INFORMATION SUPPLIED:
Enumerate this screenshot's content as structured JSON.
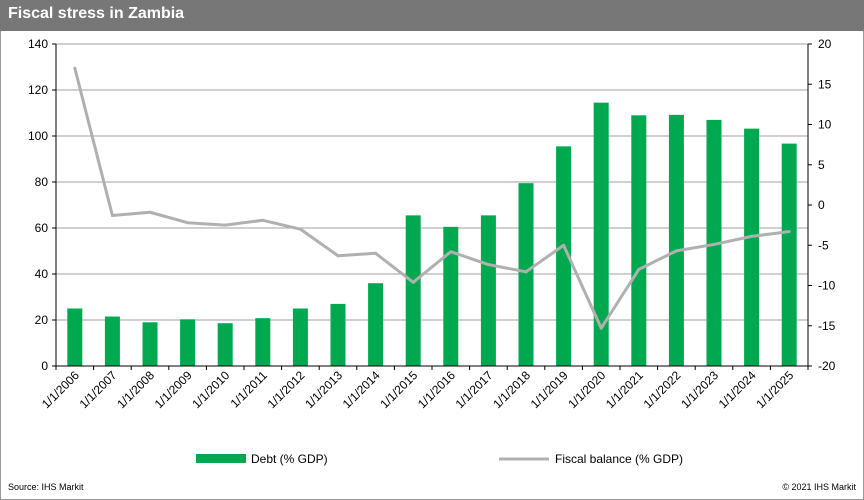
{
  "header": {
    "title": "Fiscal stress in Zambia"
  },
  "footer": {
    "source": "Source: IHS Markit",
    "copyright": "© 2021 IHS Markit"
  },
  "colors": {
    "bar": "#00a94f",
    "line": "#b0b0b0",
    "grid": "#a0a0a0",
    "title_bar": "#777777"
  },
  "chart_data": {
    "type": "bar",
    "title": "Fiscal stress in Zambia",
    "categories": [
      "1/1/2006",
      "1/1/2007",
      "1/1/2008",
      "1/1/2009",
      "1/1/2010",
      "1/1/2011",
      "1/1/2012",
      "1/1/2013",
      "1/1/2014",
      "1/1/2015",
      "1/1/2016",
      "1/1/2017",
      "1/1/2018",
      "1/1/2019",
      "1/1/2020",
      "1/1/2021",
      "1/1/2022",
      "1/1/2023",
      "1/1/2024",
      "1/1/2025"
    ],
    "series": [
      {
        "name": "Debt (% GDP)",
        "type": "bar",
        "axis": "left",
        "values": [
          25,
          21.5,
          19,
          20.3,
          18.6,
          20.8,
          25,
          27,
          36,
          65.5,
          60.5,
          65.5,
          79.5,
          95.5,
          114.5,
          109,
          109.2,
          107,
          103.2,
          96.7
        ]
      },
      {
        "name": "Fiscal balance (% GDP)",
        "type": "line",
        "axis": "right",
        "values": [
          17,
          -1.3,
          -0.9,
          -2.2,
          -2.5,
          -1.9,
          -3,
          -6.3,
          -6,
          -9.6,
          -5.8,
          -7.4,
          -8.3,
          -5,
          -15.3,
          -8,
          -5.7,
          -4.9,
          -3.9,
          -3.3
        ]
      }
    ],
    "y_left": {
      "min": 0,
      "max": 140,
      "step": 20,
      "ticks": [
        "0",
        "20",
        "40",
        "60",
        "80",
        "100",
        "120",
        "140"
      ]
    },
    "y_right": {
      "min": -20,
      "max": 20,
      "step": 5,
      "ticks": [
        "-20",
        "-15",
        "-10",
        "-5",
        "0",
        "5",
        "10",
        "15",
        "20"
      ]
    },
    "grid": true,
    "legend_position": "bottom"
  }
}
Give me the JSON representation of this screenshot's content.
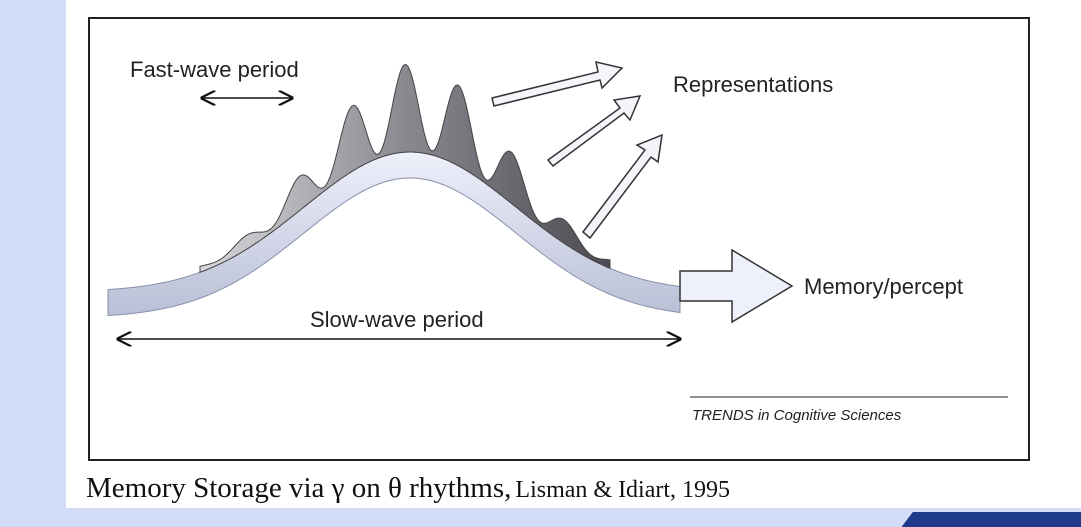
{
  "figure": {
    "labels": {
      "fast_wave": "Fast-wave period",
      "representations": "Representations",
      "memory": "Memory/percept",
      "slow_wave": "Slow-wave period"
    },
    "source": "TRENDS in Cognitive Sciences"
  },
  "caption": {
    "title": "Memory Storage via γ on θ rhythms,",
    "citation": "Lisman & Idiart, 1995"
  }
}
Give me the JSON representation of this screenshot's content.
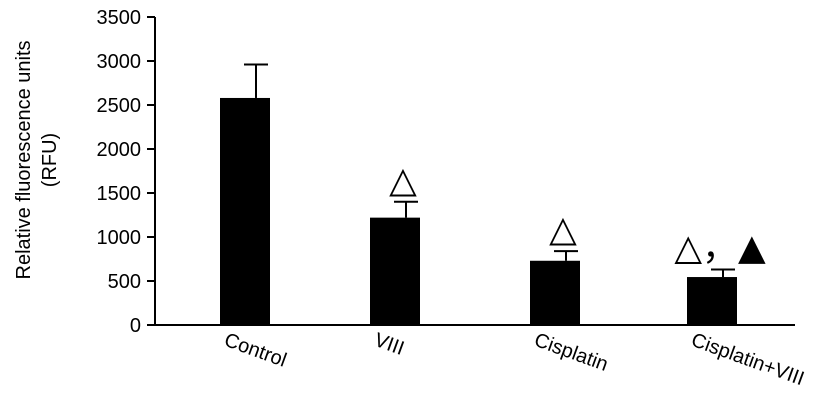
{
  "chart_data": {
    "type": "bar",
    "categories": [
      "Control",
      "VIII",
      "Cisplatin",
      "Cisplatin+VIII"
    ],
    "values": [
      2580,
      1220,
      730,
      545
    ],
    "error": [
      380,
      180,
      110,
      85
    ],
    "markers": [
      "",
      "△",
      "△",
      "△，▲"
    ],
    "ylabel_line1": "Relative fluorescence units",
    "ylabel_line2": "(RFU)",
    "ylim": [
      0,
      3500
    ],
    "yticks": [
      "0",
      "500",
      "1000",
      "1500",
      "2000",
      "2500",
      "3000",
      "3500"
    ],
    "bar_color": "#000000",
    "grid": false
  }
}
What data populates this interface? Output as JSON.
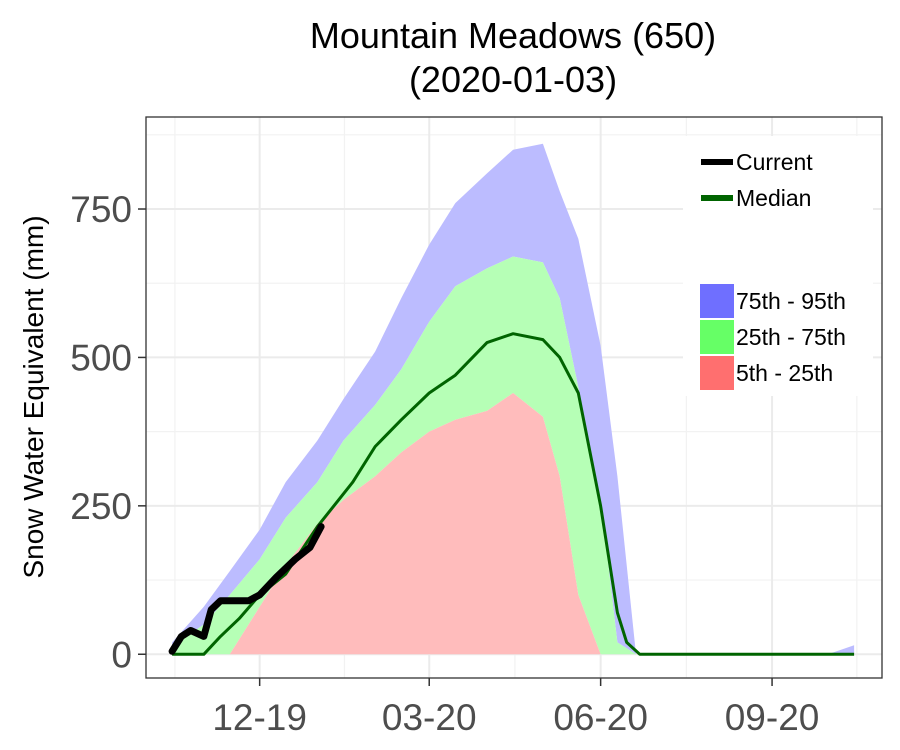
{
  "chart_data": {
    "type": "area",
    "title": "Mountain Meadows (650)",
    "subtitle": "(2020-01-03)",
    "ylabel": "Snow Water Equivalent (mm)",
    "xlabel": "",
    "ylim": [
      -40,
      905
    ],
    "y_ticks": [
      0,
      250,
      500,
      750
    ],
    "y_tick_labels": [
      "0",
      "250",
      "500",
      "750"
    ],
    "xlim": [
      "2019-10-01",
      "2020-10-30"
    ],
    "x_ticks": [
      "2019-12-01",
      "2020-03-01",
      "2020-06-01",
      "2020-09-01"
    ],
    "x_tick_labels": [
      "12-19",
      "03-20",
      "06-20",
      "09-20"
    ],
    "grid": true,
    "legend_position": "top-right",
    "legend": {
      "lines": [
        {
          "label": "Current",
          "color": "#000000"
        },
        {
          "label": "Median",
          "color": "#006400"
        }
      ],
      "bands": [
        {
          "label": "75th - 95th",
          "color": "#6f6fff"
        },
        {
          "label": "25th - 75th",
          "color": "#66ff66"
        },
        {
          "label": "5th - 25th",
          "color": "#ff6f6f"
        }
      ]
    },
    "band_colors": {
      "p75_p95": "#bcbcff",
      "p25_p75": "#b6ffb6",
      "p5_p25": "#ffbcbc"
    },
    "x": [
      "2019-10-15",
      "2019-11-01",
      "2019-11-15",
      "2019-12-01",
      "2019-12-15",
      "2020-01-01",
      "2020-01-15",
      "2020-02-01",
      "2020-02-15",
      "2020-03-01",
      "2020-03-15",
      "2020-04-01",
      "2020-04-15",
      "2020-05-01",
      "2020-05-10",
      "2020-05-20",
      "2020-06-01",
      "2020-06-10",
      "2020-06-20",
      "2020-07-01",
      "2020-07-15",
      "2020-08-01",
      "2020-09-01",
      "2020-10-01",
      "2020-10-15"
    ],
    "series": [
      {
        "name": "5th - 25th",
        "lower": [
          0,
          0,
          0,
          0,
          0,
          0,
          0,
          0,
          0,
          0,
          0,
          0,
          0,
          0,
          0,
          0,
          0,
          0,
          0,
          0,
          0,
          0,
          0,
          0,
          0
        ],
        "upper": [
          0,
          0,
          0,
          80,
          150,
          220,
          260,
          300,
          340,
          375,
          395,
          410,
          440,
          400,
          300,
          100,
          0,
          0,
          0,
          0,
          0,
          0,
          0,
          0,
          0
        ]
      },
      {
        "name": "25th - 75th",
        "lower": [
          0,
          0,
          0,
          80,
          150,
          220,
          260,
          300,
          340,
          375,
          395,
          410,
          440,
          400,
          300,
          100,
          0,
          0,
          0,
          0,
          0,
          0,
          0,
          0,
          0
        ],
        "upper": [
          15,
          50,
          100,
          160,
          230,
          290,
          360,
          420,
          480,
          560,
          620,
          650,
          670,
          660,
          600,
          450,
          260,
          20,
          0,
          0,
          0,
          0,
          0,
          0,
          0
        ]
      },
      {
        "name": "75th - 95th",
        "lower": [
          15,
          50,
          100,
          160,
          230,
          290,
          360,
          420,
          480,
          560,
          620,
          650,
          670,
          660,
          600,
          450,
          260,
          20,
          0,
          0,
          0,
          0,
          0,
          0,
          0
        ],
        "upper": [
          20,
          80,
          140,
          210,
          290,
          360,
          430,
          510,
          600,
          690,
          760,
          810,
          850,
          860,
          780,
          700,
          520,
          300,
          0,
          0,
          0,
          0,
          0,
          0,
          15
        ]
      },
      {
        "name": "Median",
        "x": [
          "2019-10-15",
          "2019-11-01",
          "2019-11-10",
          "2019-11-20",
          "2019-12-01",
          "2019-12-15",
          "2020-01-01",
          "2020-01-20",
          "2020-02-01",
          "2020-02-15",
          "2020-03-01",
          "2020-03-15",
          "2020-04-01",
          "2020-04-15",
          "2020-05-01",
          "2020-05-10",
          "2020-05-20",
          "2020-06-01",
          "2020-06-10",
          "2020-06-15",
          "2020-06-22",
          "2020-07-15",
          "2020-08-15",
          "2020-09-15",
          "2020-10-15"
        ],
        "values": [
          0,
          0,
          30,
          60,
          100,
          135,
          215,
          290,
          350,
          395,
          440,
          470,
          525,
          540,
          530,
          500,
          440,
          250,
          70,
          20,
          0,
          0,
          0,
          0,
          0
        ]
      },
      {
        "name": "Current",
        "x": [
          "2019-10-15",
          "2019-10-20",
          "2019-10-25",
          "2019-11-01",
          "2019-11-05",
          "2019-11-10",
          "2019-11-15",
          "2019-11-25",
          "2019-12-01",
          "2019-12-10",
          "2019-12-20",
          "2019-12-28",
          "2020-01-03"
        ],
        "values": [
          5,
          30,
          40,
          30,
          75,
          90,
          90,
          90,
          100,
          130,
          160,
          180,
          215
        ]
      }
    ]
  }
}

DIRECTIONS: Your task is to pick out every line with the string "period" and copy it.

TASK RESULT:
      "fast_wave": "Fast-wave period",
      "slow_wave": "Slow-wave period"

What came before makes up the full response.